MATERIALS PROVIDED:
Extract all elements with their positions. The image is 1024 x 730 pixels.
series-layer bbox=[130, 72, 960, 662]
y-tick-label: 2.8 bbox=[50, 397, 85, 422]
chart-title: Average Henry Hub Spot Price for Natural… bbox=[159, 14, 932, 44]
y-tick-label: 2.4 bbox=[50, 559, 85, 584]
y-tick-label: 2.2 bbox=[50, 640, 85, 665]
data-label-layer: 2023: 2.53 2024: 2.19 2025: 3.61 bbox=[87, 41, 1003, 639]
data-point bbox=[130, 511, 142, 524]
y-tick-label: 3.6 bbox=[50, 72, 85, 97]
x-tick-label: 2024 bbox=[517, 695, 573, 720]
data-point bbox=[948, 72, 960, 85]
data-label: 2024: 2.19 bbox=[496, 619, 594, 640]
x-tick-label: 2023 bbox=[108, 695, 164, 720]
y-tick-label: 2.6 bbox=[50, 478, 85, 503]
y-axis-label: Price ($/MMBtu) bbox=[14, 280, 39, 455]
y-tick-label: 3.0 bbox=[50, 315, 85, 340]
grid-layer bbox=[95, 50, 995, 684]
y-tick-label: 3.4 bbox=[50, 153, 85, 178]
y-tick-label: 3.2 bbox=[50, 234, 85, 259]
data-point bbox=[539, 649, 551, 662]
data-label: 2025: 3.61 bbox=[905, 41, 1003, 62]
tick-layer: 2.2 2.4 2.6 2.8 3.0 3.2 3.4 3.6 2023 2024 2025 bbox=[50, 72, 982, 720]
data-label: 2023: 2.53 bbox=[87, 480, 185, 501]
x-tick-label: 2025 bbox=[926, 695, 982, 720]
==
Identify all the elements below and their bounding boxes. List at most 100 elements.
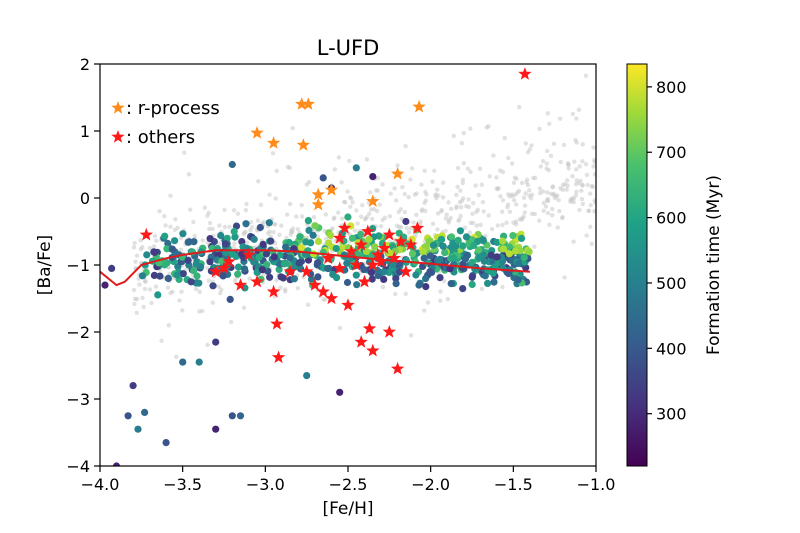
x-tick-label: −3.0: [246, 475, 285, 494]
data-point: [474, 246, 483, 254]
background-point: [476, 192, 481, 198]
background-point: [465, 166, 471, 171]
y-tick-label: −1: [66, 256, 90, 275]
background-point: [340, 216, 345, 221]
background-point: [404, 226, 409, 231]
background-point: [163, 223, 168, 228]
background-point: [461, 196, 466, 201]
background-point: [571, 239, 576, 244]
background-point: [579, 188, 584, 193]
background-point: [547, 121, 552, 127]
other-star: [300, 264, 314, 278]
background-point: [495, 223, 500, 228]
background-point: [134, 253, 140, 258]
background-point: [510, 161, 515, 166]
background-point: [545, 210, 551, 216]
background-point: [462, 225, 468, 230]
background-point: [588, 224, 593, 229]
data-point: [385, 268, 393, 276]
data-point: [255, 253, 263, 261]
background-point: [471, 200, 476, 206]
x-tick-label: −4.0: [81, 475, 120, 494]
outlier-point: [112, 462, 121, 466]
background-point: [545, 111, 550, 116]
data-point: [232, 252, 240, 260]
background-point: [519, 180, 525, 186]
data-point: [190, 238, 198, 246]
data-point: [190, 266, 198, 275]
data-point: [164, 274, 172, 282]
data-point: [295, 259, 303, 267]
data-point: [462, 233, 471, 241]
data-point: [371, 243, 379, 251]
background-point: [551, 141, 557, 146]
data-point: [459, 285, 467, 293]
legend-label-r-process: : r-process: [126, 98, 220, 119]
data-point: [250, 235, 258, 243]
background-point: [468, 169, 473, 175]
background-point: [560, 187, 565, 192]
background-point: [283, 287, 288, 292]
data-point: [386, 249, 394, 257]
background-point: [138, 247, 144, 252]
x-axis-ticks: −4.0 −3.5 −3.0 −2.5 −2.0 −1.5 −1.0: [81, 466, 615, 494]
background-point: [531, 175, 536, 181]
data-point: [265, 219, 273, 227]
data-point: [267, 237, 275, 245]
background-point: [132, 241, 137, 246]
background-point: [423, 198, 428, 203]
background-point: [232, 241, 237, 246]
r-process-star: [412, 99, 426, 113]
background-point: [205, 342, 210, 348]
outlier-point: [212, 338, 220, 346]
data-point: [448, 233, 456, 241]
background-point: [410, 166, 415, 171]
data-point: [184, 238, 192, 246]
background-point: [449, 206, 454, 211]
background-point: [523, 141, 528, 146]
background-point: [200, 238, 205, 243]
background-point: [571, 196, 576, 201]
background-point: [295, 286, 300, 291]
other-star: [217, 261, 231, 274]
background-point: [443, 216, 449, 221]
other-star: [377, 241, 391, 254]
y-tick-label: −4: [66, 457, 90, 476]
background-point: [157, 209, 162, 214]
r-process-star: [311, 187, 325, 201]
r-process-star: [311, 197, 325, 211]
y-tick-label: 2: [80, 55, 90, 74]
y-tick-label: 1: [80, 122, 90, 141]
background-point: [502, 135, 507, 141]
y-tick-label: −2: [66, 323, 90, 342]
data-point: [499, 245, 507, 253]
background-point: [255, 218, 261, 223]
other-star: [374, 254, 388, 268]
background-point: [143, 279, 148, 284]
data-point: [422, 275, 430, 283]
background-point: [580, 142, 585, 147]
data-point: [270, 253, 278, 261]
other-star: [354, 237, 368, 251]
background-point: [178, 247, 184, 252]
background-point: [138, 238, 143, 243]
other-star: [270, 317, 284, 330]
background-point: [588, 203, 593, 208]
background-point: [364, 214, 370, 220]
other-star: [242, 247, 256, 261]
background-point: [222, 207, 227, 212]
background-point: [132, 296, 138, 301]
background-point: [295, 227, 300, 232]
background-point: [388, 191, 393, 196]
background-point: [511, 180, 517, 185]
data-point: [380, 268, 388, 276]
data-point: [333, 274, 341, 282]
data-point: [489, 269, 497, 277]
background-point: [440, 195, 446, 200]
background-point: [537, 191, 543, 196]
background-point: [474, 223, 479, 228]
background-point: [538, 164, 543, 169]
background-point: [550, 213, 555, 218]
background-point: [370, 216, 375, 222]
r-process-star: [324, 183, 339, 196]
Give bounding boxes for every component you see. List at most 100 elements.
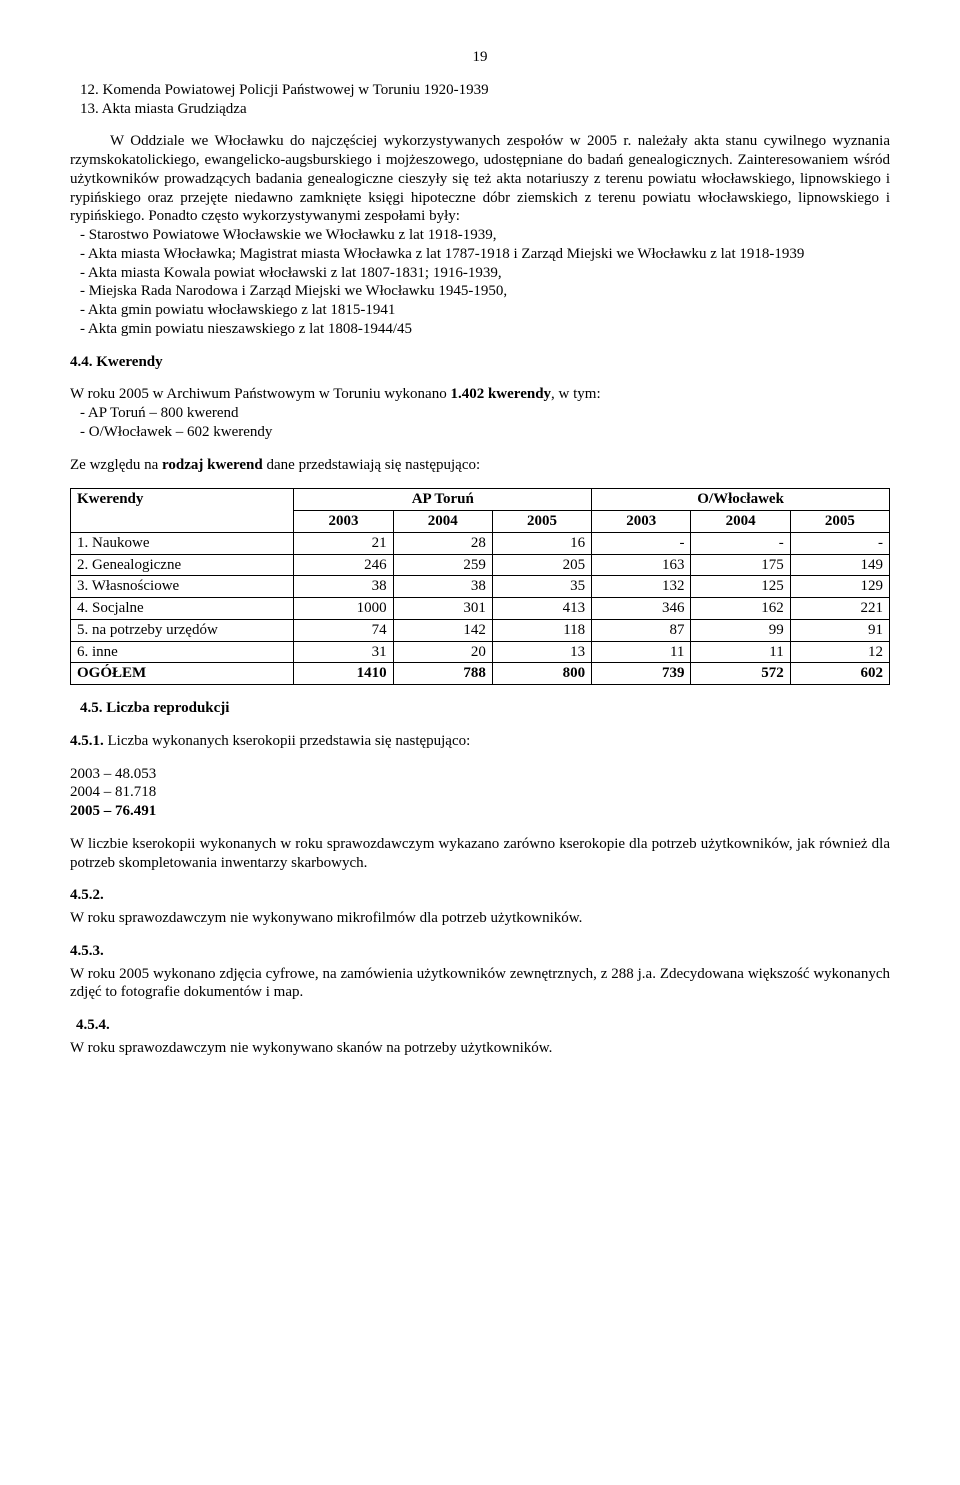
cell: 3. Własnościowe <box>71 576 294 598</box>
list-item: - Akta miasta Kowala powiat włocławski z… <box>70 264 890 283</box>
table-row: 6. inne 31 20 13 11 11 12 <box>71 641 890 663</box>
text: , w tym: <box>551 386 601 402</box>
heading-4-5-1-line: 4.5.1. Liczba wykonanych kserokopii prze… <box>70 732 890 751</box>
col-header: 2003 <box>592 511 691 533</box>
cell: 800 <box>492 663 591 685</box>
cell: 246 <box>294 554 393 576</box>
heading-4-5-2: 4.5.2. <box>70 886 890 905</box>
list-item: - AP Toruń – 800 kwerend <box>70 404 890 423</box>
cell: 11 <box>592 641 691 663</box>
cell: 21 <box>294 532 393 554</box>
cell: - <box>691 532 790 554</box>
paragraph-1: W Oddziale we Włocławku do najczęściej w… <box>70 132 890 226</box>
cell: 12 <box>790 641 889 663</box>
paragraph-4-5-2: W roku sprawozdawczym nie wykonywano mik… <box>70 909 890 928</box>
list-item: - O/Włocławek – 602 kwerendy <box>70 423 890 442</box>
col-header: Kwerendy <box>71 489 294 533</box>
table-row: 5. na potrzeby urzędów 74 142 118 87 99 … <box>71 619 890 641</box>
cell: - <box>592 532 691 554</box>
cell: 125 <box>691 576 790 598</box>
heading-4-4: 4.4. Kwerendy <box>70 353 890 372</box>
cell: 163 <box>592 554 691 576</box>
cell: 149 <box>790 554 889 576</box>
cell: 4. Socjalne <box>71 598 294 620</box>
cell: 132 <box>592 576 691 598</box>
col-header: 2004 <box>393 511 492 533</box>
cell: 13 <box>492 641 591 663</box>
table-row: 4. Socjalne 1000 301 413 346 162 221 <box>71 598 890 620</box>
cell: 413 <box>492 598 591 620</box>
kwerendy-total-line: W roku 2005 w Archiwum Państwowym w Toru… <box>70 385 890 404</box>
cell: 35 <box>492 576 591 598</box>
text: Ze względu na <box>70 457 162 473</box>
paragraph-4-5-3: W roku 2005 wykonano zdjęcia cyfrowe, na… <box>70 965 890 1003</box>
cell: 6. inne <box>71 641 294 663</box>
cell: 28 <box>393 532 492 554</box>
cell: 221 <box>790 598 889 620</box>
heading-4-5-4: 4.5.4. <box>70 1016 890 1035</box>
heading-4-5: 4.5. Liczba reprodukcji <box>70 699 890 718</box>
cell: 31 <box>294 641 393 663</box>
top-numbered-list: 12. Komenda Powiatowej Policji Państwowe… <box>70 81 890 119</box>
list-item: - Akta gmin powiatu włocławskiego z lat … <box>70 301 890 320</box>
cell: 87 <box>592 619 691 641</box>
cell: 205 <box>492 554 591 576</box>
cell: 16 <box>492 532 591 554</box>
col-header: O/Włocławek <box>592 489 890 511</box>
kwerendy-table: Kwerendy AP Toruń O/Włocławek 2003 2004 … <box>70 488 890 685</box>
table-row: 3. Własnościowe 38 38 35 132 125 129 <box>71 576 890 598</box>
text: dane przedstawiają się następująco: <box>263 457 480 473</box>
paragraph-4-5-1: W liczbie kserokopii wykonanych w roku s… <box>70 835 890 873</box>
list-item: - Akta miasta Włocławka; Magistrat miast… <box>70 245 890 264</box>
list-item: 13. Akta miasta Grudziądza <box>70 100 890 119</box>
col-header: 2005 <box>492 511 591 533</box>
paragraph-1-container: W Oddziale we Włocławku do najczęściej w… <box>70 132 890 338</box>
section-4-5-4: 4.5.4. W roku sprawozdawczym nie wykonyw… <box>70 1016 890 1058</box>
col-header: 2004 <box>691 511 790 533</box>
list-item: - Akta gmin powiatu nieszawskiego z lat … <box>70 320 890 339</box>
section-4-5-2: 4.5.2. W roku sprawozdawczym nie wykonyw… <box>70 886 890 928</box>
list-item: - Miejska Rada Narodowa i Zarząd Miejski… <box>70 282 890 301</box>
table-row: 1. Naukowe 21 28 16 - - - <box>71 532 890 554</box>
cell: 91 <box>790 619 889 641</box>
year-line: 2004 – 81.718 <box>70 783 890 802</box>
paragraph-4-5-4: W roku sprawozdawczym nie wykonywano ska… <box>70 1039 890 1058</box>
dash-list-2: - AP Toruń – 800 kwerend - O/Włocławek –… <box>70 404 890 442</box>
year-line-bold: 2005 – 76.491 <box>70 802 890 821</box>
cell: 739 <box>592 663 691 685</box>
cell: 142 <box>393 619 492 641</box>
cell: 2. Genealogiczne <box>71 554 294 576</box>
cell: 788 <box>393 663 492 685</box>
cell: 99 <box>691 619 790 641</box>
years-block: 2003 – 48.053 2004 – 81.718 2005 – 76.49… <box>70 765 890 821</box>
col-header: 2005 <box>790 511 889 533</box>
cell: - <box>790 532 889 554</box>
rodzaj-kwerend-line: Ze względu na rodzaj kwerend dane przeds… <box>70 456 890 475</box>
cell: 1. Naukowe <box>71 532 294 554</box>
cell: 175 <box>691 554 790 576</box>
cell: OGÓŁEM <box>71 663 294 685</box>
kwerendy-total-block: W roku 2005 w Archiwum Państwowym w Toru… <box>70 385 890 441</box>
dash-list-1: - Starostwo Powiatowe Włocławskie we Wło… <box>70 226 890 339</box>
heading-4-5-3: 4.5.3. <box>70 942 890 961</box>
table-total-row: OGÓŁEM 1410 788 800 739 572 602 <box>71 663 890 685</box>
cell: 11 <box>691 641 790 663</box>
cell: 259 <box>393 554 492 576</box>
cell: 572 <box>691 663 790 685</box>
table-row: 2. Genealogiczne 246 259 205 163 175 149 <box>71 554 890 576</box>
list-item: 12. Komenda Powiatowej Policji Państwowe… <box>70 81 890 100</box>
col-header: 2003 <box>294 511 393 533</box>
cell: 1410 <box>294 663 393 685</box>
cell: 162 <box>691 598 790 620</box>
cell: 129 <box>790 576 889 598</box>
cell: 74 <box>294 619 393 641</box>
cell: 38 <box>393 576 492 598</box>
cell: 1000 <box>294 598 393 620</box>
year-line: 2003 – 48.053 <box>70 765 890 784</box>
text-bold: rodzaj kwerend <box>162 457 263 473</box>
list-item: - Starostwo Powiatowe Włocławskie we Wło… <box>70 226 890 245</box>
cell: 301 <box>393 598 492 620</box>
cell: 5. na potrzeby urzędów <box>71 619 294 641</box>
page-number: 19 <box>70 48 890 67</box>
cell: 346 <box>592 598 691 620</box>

EXERCISE TASK:
Gather every line of the listing above that contains the word "Własnościowe", and copy each one in full. Case counts.

WRITTEN RESPONSE:
cell: 3. Własnościowe <box>71 576 294 598</box>
table-row: 3. Własnościowe 38 38 35 132 125 129 <box>71 576 890 598</box>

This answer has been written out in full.